TASK PROMPT | Set the following entries down again exactly, line by line.

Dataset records

## START

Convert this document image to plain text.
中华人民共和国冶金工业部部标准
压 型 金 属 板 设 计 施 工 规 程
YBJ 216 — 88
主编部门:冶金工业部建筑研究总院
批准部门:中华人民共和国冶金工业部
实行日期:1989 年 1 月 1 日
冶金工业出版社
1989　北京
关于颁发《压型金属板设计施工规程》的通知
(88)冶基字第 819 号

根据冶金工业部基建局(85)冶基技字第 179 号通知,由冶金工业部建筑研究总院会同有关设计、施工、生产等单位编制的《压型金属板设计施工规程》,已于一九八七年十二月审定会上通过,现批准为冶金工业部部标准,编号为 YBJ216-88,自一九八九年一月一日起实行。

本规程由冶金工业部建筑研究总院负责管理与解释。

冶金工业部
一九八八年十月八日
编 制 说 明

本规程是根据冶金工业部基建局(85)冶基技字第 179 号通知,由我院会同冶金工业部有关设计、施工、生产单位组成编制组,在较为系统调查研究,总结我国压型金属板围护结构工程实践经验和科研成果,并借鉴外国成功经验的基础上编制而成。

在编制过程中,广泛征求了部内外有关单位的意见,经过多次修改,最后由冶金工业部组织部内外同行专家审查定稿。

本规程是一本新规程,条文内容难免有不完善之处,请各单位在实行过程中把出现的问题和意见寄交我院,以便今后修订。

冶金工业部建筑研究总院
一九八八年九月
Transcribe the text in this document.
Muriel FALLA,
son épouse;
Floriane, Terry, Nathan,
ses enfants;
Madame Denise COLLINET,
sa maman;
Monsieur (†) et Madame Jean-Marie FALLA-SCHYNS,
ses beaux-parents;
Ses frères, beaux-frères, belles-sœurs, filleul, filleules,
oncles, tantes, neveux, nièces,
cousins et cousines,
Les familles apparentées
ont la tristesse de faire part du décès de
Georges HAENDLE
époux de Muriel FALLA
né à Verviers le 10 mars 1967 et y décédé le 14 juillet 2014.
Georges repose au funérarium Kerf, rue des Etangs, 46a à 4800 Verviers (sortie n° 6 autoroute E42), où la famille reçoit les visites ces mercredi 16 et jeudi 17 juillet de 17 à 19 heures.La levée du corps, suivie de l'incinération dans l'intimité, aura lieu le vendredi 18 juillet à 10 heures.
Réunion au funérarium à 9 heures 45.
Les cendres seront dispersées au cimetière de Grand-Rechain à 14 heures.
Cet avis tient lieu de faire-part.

## END

TASK SOLUTION |
Convert this document image to plain text.
中华人民共和国冶金工业部部标准
压 型 金 属 板 设 计 施 工 规 程
YBJ 216 — 88
主编部门:冶金工业部建筑研究总院
批准部门:中华人民共和国冶金工业部
实行日期:1989 年 1 月 1 日
冶金工业出版社
1989　北京
关于颁发《压型金属板设计施工规程》的通知
(88)冶基字第 819 号

根据冶金工业部基建局(85)冶基技字第 179 号通知,由冶金工业部建筑研究总院会同有关设计、施工、生产等单位编制的《压型金属板设计施工规程》,已于一九八七年十二月审定会上通过,现批准为冶金工业部部标准,编号为 YBJ216-88,自一九八九年一月一日起实行。

本规程由冶金工业部建筑研究总院负责管理与解释。

冶金工业部
一九八八年十月八日
编 制 说 明

本规程是根据冶金工业部基建局(85)冶基技字第 179 号通知,由我院会同冶金工业部有关设计、施工、生产单位组成编制组,在较为系统调查研究,总结我国压型金属板围护结构工程实践经验和科研成果,并借鉴外国成功经验的基础上编制而成。

在编制过程中,广泛征求了部内外有关单位的意见,经过多次修改,最后由冶金工业部组织部内外同行专家审查定稿。

本规程是一本新规程,条文内容难免有不完善之处,请各单位在实行过程中把出现的问题和意见寄交我院,以便今后修订。

冶金工业部建筑研究总院
一九八八年九月
Transcribe the text in this document.
Muriel FALLA,
son épouse;
Floriane, Terry, Nathan,
ses enfants;
Madame Denise COLLINET,
sa maman;
Monsieur (†) et Madame Jean-Marie FALLA-SCHYNS,
ses beaux-parents;
Ses frères, beaux-frères, belles-sœurs, filleul, filleules,
oncles, tantes, neveux, nièces,
cousins et cousines,
Les familles apparentées
ont la tristesse de faire part du décès de
Georges HAENDLE
époux de Muriel FALLA
né à Verviers le 10 mars 1967 et y décédé le 14 juillet 2014.
Georges repose au funérarium Kerf, rue des Etangs, 46a à 4800 Verviers (sortie n° 6 autoroute E42), où la famille reçoit les visites ces mercredi 16 et jeudi 17 juillet de 17 à 19 heures.La levée du corps, suivie de l'incinération dans l'intimité, aura lieu le vendredi 18 juillet à 10 heures.
Réunion au funérarium à 9 heures 45.
Les cendres seront dispersées au cimetière de Grand-Rechain à 14 heures.
Cet avis tient lieu de faire-part.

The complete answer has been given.